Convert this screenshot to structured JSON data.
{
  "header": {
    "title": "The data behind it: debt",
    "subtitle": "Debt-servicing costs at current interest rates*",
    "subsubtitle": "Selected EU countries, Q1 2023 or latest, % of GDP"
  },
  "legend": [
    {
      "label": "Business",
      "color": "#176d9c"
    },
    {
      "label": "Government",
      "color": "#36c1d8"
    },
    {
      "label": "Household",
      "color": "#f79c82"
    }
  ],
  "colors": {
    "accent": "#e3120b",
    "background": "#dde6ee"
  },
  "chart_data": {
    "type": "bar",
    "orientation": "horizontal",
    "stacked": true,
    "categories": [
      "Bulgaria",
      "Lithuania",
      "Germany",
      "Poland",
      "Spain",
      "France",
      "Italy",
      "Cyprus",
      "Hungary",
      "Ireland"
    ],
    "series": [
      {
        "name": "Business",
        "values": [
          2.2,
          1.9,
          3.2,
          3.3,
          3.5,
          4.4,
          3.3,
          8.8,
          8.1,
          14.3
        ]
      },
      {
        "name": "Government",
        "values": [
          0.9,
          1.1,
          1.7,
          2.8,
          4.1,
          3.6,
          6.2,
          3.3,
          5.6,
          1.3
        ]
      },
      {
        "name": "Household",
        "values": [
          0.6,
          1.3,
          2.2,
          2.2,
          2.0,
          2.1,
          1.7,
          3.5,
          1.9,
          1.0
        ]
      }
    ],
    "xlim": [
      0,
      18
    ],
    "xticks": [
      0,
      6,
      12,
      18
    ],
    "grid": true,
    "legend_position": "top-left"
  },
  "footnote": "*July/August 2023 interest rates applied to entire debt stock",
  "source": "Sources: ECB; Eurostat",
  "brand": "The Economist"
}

■ Your objective ■
Restate every entry word for word.

■ Answer for this exercise ■
Convert this screenshot to structured JSON data.
{
  "header": {
    "title": "The data behind it: debt",
    "subtitle": "Debt-servicing costs at current interest rates*",
    "subsubtitle": "Selected EU countries, Q1 2023 or latest, % of GDP"
  },
  "legend": [
    {
      "label": "Business",
      "color": "#176d9c"
    },
    {
      "label": "Government",
      "color": "#36c1d8"
    },
    {
      "label": "Household",
      "color": "#f79c82"
    }
  ],
  "colors": {
    "accent": "#e3120b",
    "background": "#dde6ee"
  },
  "chart_data": {
    "type": "bar",
    "orientation": "horizontal",
    "stacked": true,
    "categories": [
      "Bulgaria",
      "Lithuania",
      "Germany",
      "Poland",
      "Spain",
      "France",
      "Italy",
      "Cyprus",
      "Hungary",
      "Ireland"
    ],
    "series": [
      {
        "name": "Business",
        "values": [
          2.2,
          1.9,
          3.2,
          3.3,
          3.5,
          4.4,
          3.3,
          8.8,
          8.1,
          14.3
        ]
      },
      {
        "name": "Government",
        "values": [
          0.9,
          1.1,
          1.7,
          2.8,
          4.1,
          3.6,
          6.2,
          3.3,
          5.6,
          1.3
        ]
      },
      {
        "name": "Household",
        "values": [
          0.6,
          1.3,
          2.2,
          2.2,
          2.0,
          2.1,
          1.7,
          3.5,
          1.9,
          1.0
        ]
      }
    ],
    "xlim": [
      0,
      18
    ],
    "xticks": [
      0,
      6,
      12,
      18
    ],
    "grid": true,
    "legend_position": "top-left"
  },
  "footnote": "*July/August 2023 interest rates applied to entire debt stock",
  "source": "Sources: ECB; Eurostat",
  "brand": "The Economist"
}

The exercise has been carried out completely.